===== Supplied passage

COVID-19 in crisis-ridden Afghanistan

Berlin / Kabul, 13 April 2020

More and more people around the world are being infected with the COVID-19 virus, and the number of those infected is also increasing in Afghanistan. The fragile health care system could hardly react to a nationwide outbreak. Johanniter therefore supports the health authorities in screening, education and protective equipment for staff and patients.

In Afghanistan, the first case of COVID-19 was already reported at the end of February. In the meantime, the number of infected people has risen to over 700. 23 people have already died. A country marked by decades of war and political unrest is barely able to provide adequate medical care for its people. The underdeveloped health system would be completely overwhelmed with a large number of people infected with COVID-19. "More than 100,000 people could die," fears the Afghan Ministry of Health.

We at Johanniter have been active in Afghanistan in the health sector for years. That is why we have included measures to protect against the virus in our activities. In three regions of the country - Kunduz, Khost and Kabul - we are helping to minimise infection rates.

For example, fever screenings are carried out on important access roads to major cities. Information material consisting of posters, flyers and stickers was produced and, for example, displayed and distributed in Kabul's informal settlements. Furthermore, we support the families with hygiene material.

==========
===== Listed records

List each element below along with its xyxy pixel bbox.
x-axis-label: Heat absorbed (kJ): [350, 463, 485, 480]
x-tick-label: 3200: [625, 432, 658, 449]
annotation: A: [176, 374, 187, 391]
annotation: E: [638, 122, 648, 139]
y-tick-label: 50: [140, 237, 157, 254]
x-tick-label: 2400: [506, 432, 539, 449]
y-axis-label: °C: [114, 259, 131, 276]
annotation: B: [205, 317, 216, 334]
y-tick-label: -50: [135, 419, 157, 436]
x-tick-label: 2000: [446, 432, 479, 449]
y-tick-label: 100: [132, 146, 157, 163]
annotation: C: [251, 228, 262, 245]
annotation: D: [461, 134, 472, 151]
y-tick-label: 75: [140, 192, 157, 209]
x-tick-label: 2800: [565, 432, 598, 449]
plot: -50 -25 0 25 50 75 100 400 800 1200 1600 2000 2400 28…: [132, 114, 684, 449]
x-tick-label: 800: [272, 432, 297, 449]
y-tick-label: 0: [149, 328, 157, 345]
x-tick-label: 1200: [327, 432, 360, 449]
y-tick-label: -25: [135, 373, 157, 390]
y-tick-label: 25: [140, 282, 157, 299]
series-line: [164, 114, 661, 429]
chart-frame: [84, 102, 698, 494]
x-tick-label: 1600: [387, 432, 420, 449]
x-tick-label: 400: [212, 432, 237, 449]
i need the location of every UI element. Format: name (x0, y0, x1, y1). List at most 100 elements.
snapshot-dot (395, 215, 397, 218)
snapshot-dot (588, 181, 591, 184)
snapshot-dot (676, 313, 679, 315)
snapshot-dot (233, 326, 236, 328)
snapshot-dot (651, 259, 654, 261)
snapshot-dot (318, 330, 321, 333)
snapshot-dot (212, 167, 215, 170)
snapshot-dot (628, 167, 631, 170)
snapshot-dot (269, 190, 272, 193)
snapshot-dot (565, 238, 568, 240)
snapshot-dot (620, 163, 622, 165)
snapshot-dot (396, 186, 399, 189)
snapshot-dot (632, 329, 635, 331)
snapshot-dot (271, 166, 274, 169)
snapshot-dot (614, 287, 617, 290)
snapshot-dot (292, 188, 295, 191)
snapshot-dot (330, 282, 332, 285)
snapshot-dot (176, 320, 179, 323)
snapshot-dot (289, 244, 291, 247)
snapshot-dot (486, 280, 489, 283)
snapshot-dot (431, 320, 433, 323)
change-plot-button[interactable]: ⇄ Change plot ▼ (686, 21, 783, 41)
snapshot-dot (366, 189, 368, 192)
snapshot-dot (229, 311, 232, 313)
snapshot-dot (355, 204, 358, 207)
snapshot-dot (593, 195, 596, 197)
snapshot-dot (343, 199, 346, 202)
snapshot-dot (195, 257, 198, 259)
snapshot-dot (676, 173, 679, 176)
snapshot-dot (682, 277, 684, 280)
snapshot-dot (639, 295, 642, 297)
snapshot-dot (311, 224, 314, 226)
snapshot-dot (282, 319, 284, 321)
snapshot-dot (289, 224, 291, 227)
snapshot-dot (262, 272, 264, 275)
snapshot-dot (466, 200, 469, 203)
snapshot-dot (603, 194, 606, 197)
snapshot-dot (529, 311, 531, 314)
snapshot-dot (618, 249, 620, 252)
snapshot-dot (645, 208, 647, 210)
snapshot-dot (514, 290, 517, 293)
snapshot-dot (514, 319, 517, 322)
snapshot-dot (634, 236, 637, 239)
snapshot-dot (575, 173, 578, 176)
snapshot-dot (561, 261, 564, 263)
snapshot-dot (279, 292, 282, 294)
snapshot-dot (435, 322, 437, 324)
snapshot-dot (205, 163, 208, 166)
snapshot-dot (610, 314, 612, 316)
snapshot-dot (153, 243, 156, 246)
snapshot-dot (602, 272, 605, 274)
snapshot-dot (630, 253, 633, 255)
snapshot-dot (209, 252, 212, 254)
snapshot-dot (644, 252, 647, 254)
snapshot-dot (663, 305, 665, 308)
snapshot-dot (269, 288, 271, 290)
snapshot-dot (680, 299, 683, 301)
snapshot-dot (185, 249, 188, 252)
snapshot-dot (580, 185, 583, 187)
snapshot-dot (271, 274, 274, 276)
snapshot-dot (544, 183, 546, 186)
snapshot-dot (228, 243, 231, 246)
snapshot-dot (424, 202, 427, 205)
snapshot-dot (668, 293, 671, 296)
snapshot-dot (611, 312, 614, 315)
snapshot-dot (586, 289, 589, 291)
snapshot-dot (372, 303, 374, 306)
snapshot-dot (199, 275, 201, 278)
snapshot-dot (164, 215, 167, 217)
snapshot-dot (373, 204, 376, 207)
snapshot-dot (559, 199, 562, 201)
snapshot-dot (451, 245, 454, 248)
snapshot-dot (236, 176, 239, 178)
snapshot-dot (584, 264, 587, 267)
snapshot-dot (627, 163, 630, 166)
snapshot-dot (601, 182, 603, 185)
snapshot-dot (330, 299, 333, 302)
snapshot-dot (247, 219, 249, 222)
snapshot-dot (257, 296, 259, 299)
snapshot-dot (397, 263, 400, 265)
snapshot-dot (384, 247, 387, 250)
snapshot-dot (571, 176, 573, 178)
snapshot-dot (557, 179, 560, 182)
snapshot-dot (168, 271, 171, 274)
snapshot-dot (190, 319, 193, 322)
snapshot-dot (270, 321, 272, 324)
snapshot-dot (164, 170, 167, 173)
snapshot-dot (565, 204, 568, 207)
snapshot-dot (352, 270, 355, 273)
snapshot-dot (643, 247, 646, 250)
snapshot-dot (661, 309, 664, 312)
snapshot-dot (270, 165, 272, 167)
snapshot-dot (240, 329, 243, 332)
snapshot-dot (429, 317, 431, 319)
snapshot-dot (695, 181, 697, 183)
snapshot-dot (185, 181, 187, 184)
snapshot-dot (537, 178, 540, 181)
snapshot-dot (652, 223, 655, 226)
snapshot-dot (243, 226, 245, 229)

==========

- _Problems to solve_
• 1. According to the article on COVID-19 in Afghanistan, in which three regions is Johanniter working to minimize infection rates?
• 2. Extend the article on COVID-19 in Afghanistan, picking up after its final sentence.

- _Responses by task_
• 1. Kunduz, Khost and Kabul.

• 2.
The people in the informal settlements all around Kabul live together under the poorest conditions in the most confined spaces. An outbreak would have the worst consequences here.
Jens Schwalb, Head of Head of Department responsible for Afghanistan

Support for partners in border regions

We also support our local partner organisations "Just for Afghan Capacity Knowledge" (JACK) in Kunduz and "Afghanistan Centre for Development and Training" (ACTD) in Khost with protective equipment, masks and disinfection material for the medical staff in the clinics.

 "The majority of the population in Afghanistan lives below the poverty line. With the outbreak of the virus, their situation will deteriorate enormously if we do not support them," says Helen Guillermo, Senior Programme Manager of Johanniter in Afghanistan. You can watch the interview with Helen Guillermo here.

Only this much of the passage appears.